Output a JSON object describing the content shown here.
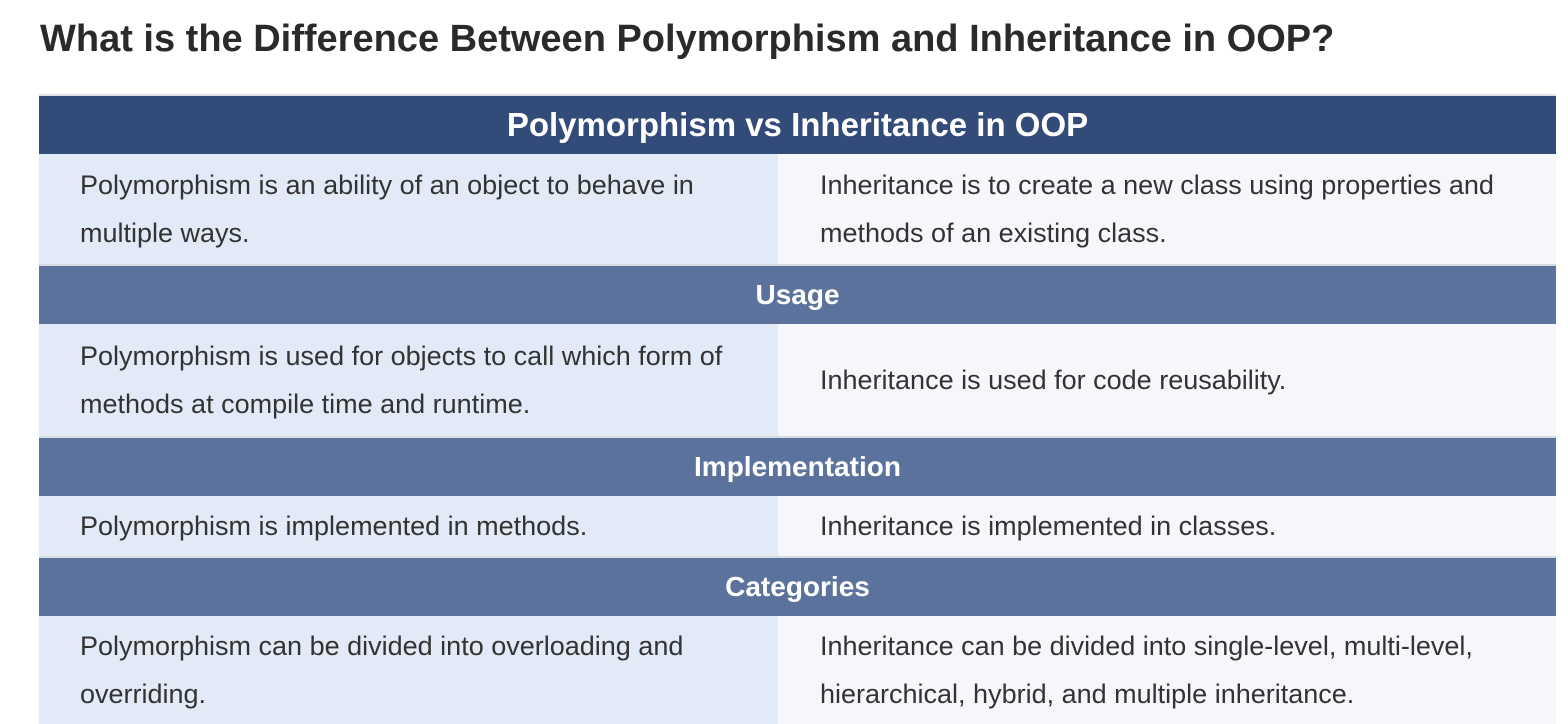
{
  "page": {
    "title": "What is the Difference Between Polymorphism and Inheritance in OOP?"
  },
  "table": {
    "header": "Polymorphism vs Inheritance in OOP",
    "definition": {
      "polymorphism": "Polymorphism is an ability of an object to behave in multiple ways.",
      "inheritance": "Inheritance is to create a new class using properties and methods of an existing class."
    },
    "sections": [
      {
        "title": "Usage",
        "polymorphism": "Polymorphism is used for objects to call which form of methods at compile time and runtime.",
        "inheritance": "Inheritance is used for code reusability."
      },
      {
        "title": "Implementation",
        "polymorphism": "Polymorphism is implemented in methods.",
        "inheritance": "Inheritance is implemented in classes."
      },
      {
        "title": "Categories",
        "polymorphism": "Polymorphism can be divided into overloading and overriding.",
        "inheritance": "Inheritance can be divided into single-level, multi-level, hierarchical, hybrid, and multiple inheritance."
      }
    ]
  },
  "colors": {
    "header_bg": "#324b78",
    "section_bg": "#5b739c",
    "left_cell_bg": "#e2e9f7",
    "right_cell_bg": "#f5f7fc",
    "title_text": "#2a2a2a",
    "body_text": "#333333"
  }
}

▸ **GIVEN REQUEST**:
Gather and copy every line of the data in which the string "Inheritance" is found.

▸ **FULL RESPONSE**:
    "title": "What is the Difference Between Polymorphism and Inheritance in OOP?"
    "header": "Polymorphism vs Inheritance in OOP",
      "inheritance": "Inheritance is to create a new class using properties and methods of an existing class."
        "inheritance": "Inheritance is used for code reusability."
        "inheritance": "Inheritance is implemented in classes."
        "inheritance": "Inheritance can be divided into single-level, multi-level, hierarchical, hybrid, and multiple inheritance."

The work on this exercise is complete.